# Your goal
In the data below, find every line that has the string "screenshot", and copy it.

# Extracted records
####

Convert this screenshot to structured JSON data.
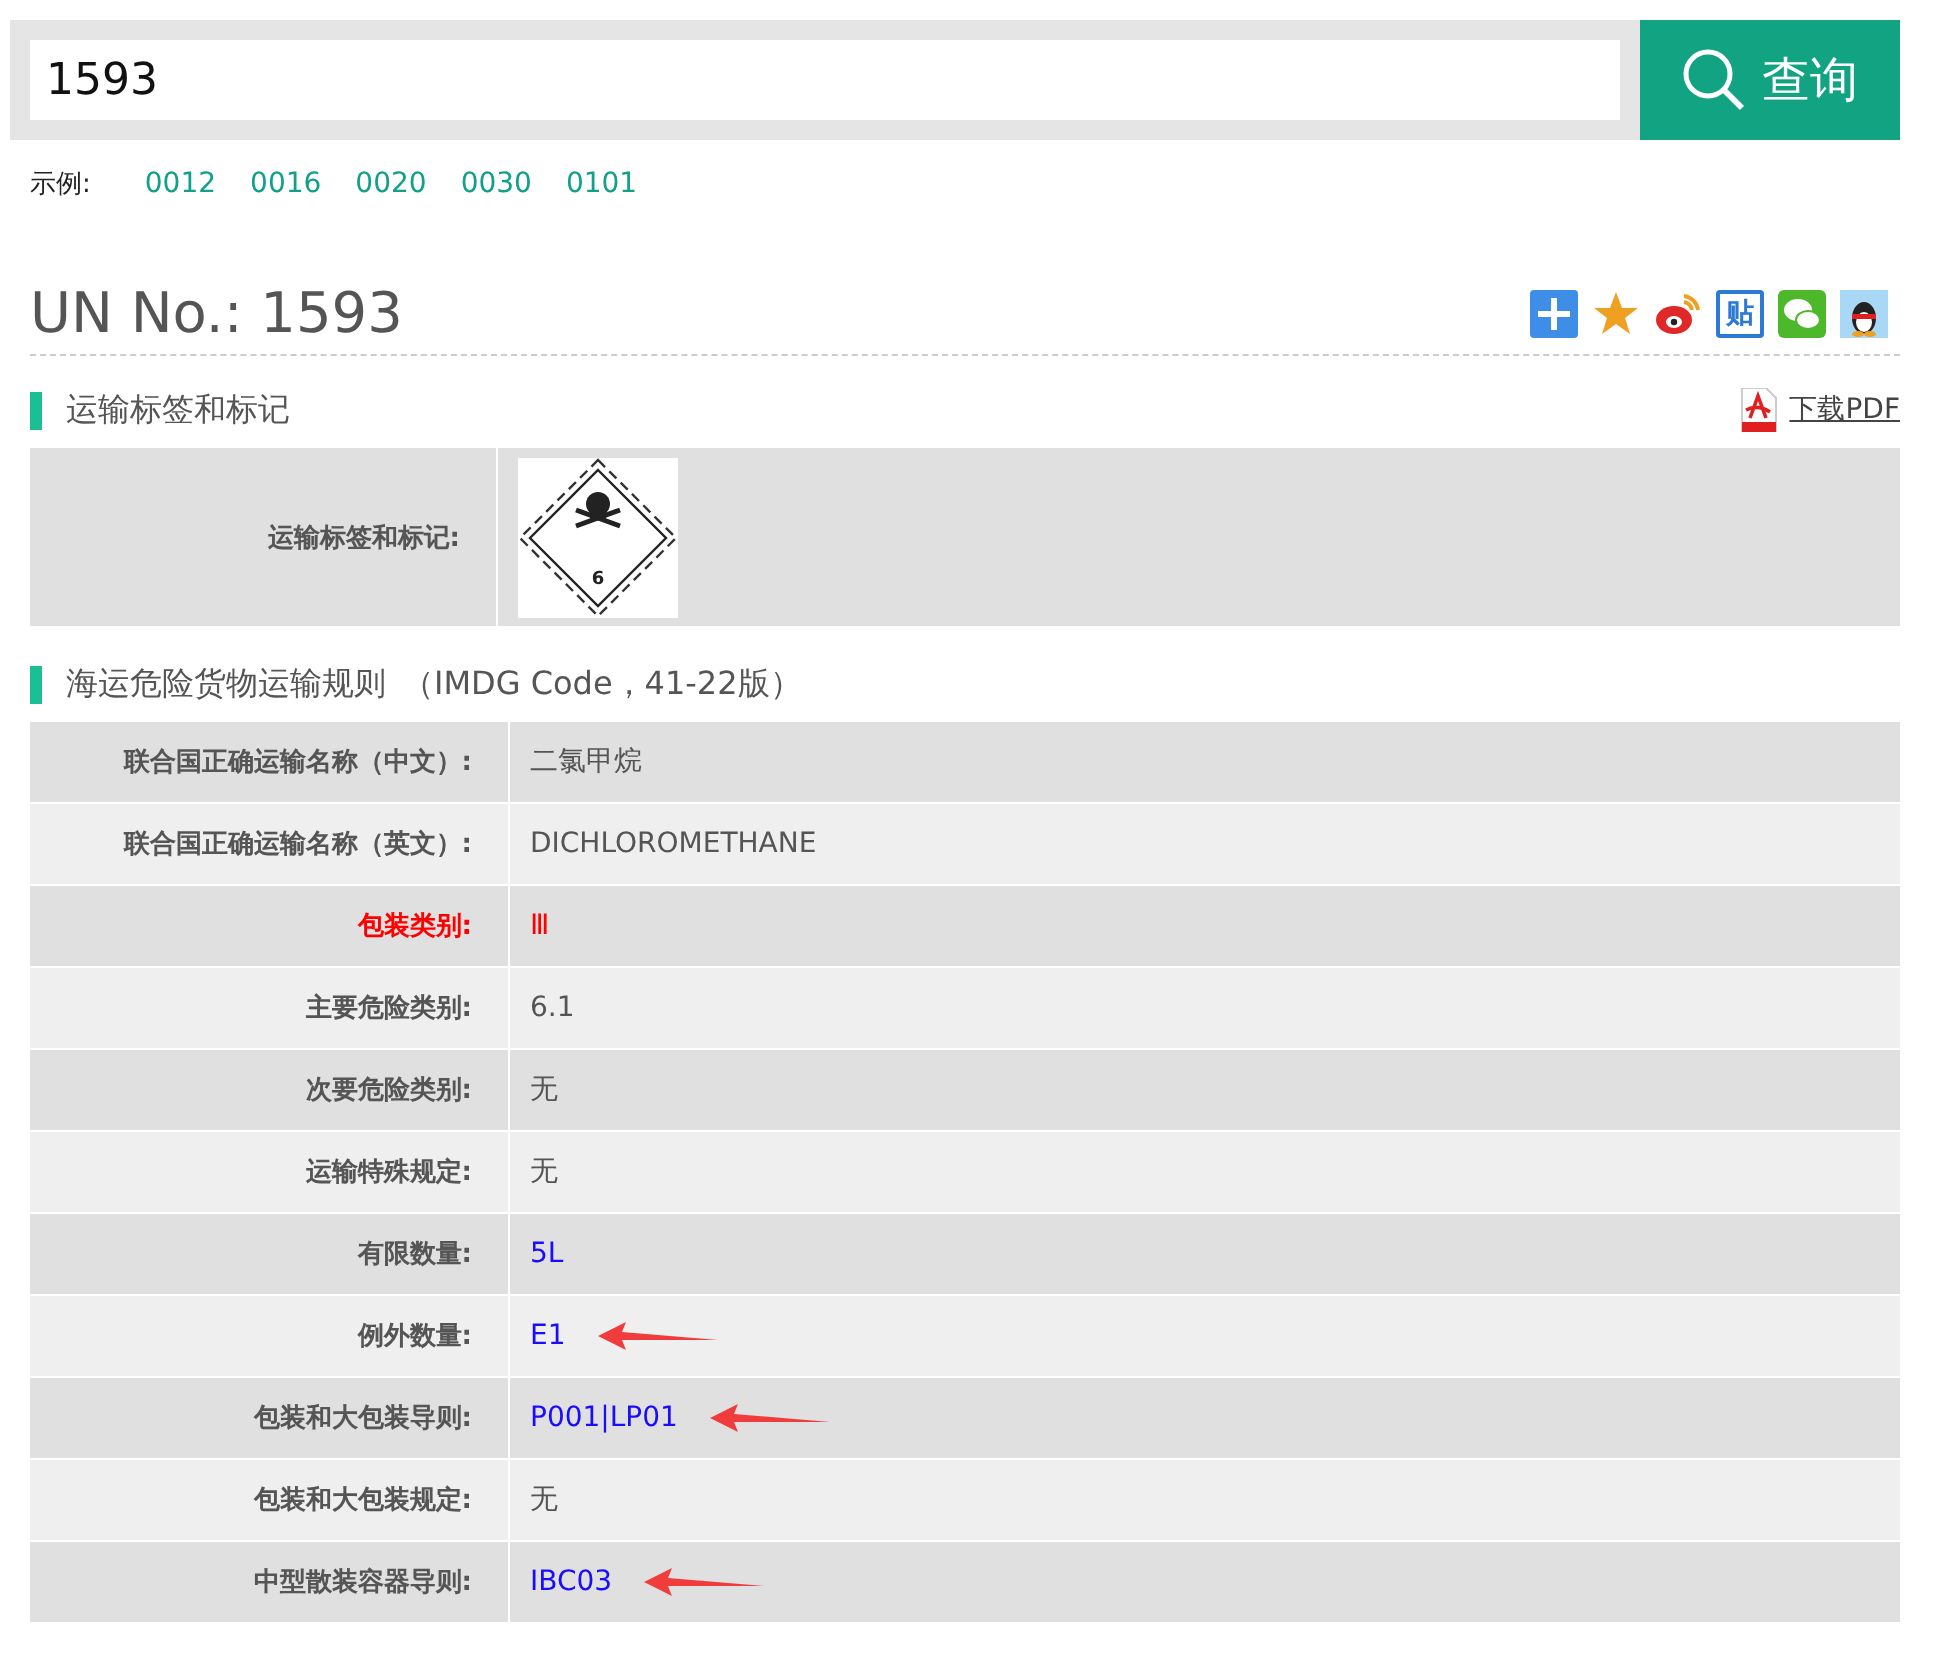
{
  "search": {
    "value": "1593",
    "button": "查询"
  },
  "examples": {
    "label": "示例:",
    "links": [
      "0012",
      "0016",
      "0020",
      "0030",
      "0101"
    ]
  },
  "title": "UN No.:  1593",
  "share_icons": [
    {
      "kind": "plus"
    },
    {
      "kind": "star"
    },
    {
      "kind": "swirl"
    },
    {
      "kind": "glyph",
      "text": "贴"
    },
    {
      "kind": "chat"
    },
    {
      "kind": "penguin"
    }
  ],
  "section_1": {
    "heading": "运输标签和标记",
    "download": "下载PDF",
    "label": "运输标签和标记:",
    "hazard_class": "6"
  },
  "section_2": {
    "heading": "海运危险货物运输规则",
    "note": "（IMDG Code，41-22版）",
    "rows": [
      {
        "label": "联合国正确运输名称（中文）:",
        "value": "二氯甲烷",
        "kind": "plain",
        "arrow": false
      },
      {
        "label": "联合国正确运输名称（英文）:",
        "value": "DICHLOROMETHANE",
        "kind": "plain",
        "arrow": false
      },
      {
        "label": "包装类别:",
        "value": "Ⅲ",
        "kind": "alert",
        "arrow": false
      },
      {
        "label": "主要危险类别:",
        "value": "6.1",
        "kind": "plain",
        "arrow": false
      },
      {
        "label": "次要危险类别:",
        "value": "无",
        "kind": "plain",
        "arrow": false
      },
      {
        "label": "运输特殊规定:",
        "value": "无",
        "kind": "plain",
        "arrow": false
      },
      {
        "label": "有限数量:",
        "value": "5L",
        "kind": "link",
        "arrow": false
      },
      {
        "label": "例外数量:",
        "value": "E1",
        "kind": "link",
        "arrow": true
      },
      {
        "label": "包装和大包装导则:",
        "value": "P001|LP01",
        "kind": "link",
        "arrow": true
      },
      {
        "label": "包装和大包装规定:",
        "value": "无",
        "kind": "plain",
        "arrow": false
      },
      {
        "label": "中型散装容器导则:",
        "value": "IBC03",
        "kind": "link",
        "arrow": true
      }
    ]
  }
}
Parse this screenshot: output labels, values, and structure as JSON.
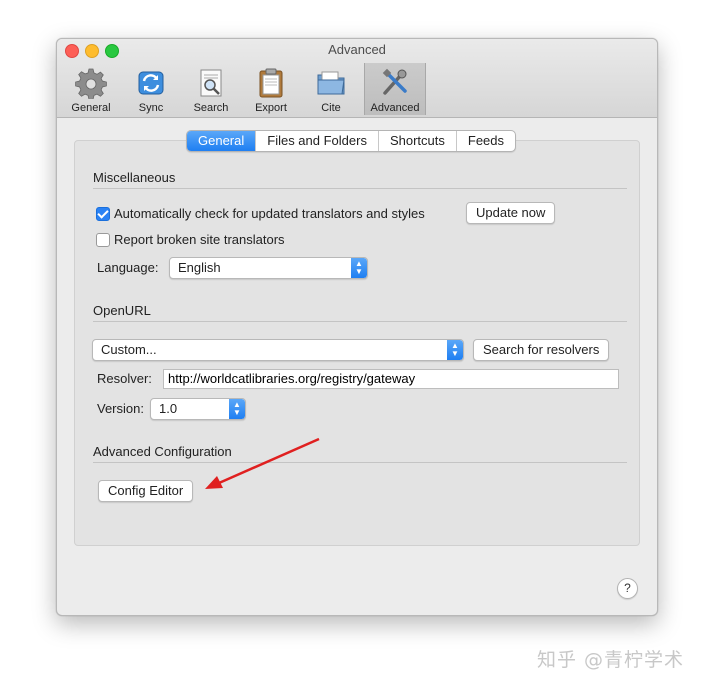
{
  "window": {
    "title": "Advanced"
  },
  "toolbar": {
    "items": [
      {
        "label": "General",
        "icon": "gear-icon"
      },
      {
        "label": "Sync",
        "icon": "sync-icon"
      },
      {
        "label": "Search",
        "icon": "search-document-icon"
      },
      {
        "label": "Export",
        "icon": "clipboard-icon"
      },
      {
        "label": "Cite",
        "icon": "folder-icon"
      },
      {
        "label": "Advanced",
        "icon": "tools-icon",
        "selected": true
      }
    ]
  },
  "tabs": [
    {
      "label": "General",
      "selected": true
    },
    {
      "label": "Files and Folders"
    },
    {
      "label": "Shortcuts"
    },
    {
      "label": "Feeds"
    }
  ],
  "miscellaneous": {
    "title": "Miscellaneous",
    "auto_check_label": "Automatically check for updated translators and styles",
    "auto_check_checked": true,
    "update_now_label": "Update now",
    "report_broken_label": "Report broken site translators",
    "report_broken_checked": false,
    "language_label": "Language:",
    "language_value": "English"
  },
  "openurl": {
    "title": "OpenURL",
    "resolver_select_value": "Custom...",
    "search_resolvers_label": "Search for resolvers",
    "resolver_label": "Resolver:",
    "resolver_value": "http://worldcatlibraries.org/registry/gateway",
    "version_label": "Version:",
    "version_value": "1.0"
  },
  "advanced_config": {
    "title": "Advanced Configuration",
    "config_editor_label": "Config Editor"
  },
  "help_label": "?",
  "watermark": "知乎 @青柠学术",
  "colors": {
    "accent": "#2a82f4",
    "annotation_arrow": "#e02020"
  }
}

####

# Reply to the task
Convert this screenshot to structured JSON data.
Parse this screenshot: output labels, values, and structure as JSON.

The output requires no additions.